— Problem description —
Output each entry that follows exactly. Images stay out.

>> START

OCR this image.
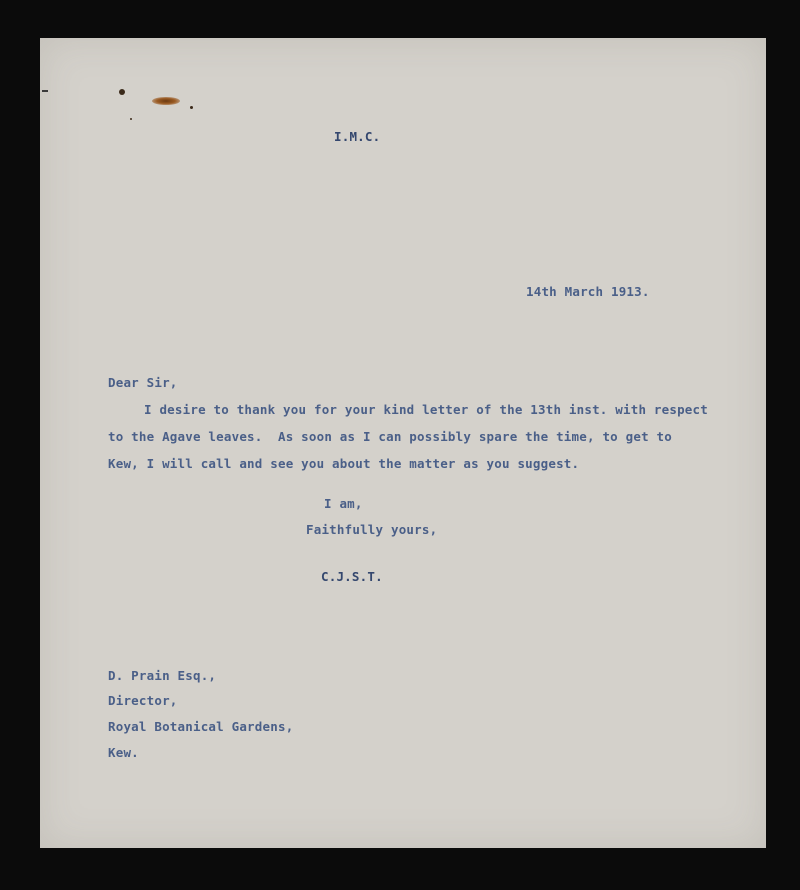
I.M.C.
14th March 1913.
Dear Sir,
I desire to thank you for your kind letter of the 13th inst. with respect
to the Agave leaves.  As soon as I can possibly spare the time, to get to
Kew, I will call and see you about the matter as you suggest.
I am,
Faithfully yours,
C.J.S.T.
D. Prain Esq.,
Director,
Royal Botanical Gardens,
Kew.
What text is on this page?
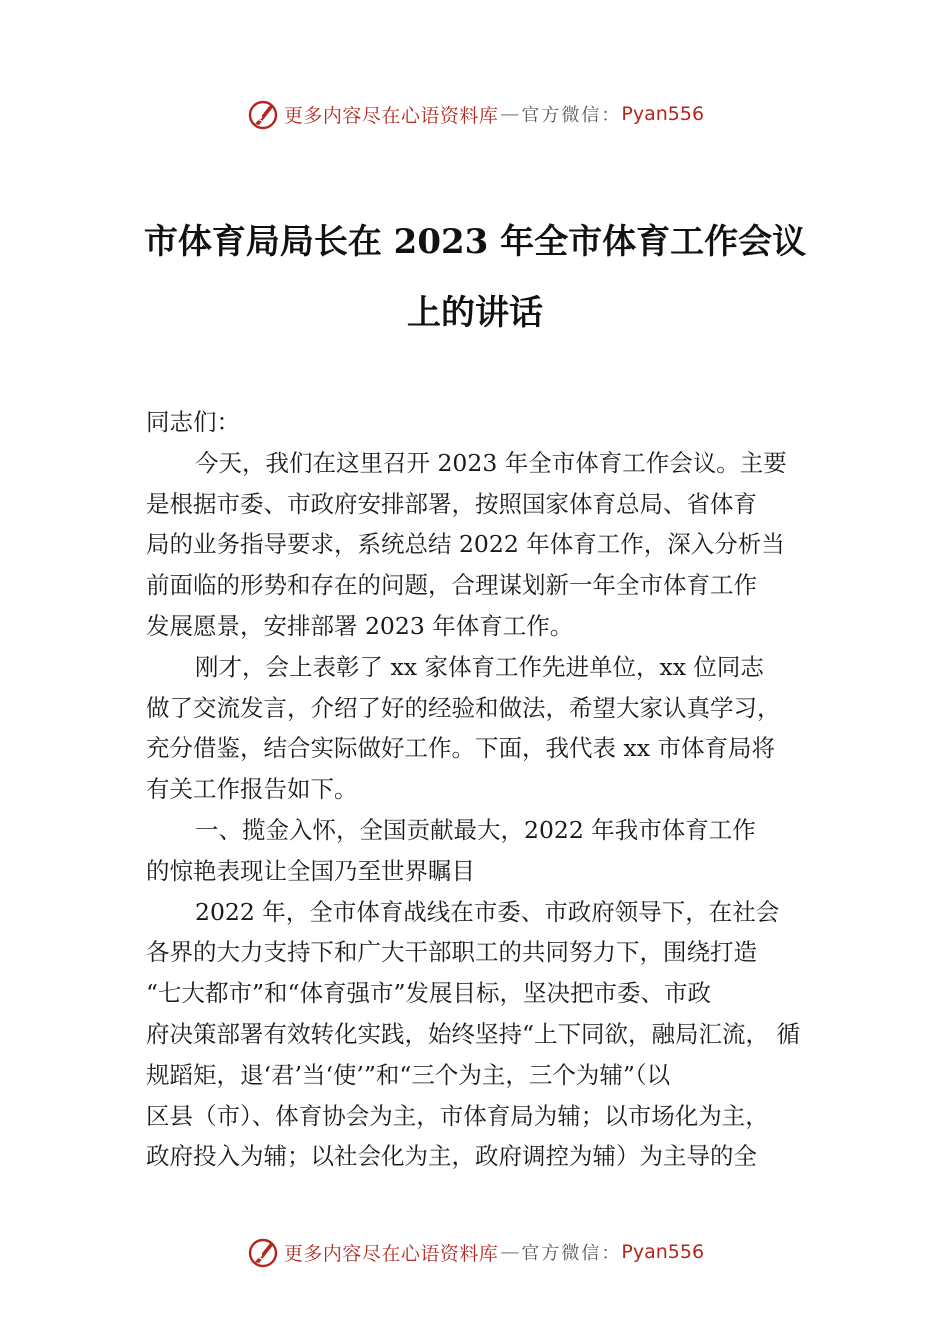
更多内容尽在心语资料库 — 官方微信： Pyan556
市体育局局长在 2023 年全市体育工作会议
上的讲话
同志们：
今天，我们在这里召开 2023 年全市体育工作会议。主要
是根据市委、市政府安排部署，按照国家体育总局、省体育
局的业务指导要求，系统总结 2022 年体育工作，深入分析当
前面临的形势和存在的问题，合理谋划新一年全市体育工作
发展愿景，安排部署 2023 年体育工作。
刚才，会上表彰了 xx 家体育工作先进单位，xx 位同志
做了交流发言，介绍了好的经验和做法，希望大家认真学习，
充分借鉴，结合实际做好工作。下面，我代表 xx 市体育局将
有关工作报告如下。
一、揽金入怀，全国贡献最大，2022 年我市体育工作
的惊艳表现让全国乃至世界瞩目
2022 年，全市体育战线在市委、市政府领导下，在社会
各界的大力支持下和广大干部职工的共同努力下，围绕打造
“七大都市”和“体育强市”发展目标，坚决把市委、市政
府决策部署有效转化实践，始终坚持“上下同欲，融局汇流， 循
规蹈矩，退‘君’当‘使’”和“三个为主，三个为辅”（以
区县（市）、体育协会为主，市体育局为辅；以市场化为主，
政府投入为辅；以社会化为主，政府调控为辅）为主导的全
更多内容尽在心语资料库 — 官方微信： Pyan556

>> END

— Result —
OCR this image.
I.M.C.
14th March 1913.
Dear Sir,
I desire to thank you for your kind letter of the 13th inst. with respect
to the Agave leaves.  As soon as I can possibly spare the time, to get to
Kew, I will call and see you about the matter as you suggest.
I am,
Faithfully yours,
C.J.S.T.
D. Prain Esq.,
Director,
Royal Botanical Gardens,
Kew.
What text is on this page?
更多内容尽在心语资料库 — 官方微信： Pyan556
市体育局局长在 2023 年全市体育工作会议
上的讲话
同志们：
今天，我们在这里召开 2023 年全市体育工作会议。主要
是根据市委、市政府安排部署，按照国家体育总局、省体育
局的业务指导要求，系统总结 2022 年体育工作，深入分析当
前面临的形势和存在的问题，合理谋划新一年全市体育工作
发展愿景，安排部署 2023 年体育工作。
刚才，会上表彰了 xx 家体育工作先进单位，xx 位同志
做了交流发言，介绍了好的经验和做法，希望大家认真学习，
充分借鉴，结合实际做好工作。下面，我代表 xx 市体育局将
有关工作报告如下。
一、揽金入怀，全国贡献最大，2022 年我市体育工作
的惊艳表现让全国乃至世界瞩目
2022 年，全市体育战线在市委、市政府领导下，在社会
各界的大力支持下和广大干部职工的共同努力下，围绕打造
“七大都市”和“体育强市”发展目标，坚决把市委、市政
府决策部署有效转化实践，始终坚持“上下同欲，融局汇流， 循
规蹈矩，退‘君’当‘使’”和“三个为主，三个为辅”（以
区县（市）、体育协会为主，市体育局为辅；以市场化为主，
政府投入为辅；以社会化为主，政府调控为辅）为主导的全
更多内容尽在心语资料库 — 官方微信： Pyan556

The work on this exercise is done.